Dataset rows
- - - - -
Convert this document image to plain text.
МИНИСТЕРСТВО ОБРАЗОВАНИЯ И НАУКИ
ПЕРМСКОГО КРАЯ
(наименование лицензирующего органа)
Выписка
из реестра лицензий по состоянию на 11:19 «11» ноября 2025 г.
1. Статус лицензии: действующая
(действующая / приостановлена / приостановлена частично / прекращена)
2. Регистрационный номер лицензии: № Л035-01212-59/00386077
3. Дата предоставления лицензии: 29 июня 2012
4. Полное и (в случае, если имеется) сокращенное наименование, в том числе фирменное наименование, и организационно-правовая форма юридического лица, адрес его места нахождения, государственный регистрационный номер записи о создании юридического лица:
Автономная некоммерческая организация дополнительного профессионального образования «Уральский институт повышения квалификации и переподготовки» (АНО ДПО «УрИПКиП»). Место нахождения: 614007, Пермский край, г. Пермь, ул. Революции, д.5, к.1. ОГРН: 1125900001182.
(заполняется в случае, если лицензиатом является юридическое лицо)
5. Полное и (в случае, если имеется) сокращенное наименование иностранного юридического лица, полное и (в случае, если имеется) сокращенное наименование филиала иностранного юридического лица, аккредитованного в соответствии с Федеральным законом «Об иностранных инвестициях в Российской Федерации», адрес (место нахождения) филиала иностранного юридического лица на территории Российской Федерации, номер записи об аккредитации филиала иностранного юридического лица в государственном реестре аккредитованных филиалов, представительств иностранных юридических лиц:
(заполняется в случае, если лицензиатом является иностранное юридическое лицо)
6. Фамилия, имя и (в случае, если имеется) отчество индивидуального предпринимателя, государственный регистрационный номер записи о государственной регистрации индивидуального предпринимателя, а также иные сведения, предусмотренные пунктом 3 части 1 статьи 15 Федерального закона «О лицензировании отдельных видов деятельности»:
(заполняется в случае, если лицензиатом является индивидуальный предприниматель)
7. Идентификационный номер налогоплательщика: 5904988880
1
- - - - -
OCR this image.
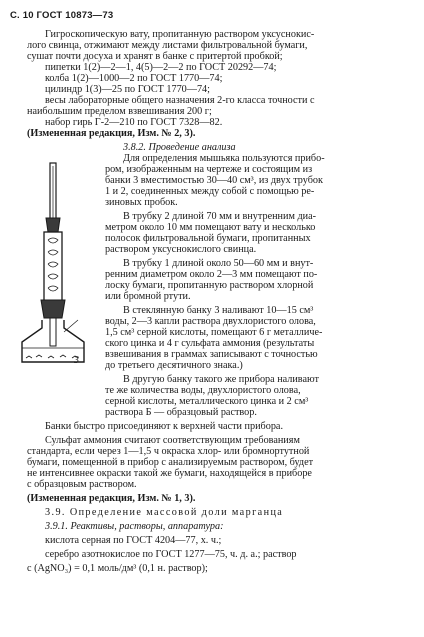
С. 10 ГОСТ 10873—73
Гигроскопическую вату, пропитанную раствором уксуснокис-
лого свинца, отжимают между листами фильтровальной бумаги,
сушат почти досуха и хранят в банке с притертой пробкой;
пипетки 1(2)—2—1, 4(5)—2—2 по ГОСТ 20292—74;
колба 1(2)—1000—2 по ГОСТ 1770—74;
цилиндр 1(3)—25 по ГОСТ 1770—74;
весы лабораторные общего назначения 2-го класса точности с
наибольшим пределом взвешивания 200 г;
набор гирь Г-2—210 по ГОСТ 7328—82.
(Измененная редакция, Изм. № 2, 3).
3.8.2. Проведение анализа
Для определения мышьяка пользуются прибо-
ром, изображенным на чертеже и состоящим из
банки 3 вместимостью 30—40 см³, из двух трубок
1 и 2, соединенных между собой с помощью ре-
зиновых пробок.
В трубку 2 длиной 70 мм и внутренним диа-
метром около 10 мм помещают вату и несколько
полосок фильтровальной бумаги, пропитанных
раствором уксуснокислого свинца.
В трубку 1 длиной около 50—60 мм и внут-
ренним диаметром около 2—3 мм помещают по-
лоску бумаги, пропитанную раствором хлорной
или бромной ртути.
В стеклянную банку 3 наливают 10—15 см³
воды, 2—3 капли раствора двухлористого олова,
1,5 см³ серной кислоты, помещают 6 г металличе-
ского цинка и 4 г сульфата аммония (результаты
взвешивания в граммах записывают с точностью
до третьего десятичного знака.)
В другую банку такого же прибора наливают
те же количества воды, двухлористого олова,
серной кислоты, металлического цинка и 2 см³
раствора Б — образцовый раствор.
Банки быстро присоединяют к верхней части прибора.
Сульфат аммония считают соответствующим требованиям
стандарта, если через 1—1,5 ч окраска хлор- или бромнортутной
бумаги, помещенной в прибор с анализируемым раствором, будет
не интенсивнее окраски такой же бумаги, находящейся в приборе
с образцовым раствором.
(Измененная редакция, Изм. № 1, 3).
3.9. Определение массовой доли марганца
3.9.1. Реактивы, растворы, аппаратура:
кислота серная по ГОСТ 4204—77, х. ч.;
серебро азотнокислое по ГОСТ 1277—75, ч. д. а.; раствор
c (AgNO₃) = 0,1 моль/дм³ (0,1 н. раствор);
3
- - - - -
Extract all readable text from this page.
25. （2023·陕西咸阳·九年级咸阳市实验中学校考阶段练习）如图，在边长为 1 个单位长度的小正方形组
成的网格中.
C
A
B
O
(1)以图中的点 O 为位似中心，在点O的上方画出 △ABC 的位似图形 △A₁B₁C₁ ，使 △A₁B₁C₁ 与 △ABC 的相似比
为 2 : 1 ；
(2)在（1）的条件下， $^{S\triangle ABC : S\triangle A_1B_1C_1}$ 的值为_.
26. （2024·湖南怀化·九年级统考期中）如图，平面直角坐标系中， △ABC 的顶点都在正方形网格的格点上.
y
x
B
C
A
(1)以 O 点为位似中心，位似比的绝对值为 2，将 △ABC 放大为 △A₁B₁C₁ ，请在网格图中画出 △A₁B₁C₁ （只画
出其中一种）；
- - - - -
Short task: Collect, from the material above, every line containing the word "пропитанную".

Result:
Гигроскопическую вату, пропитанную раствором уксуснокис-
лоску бумаги, пропитанную раствором хлорной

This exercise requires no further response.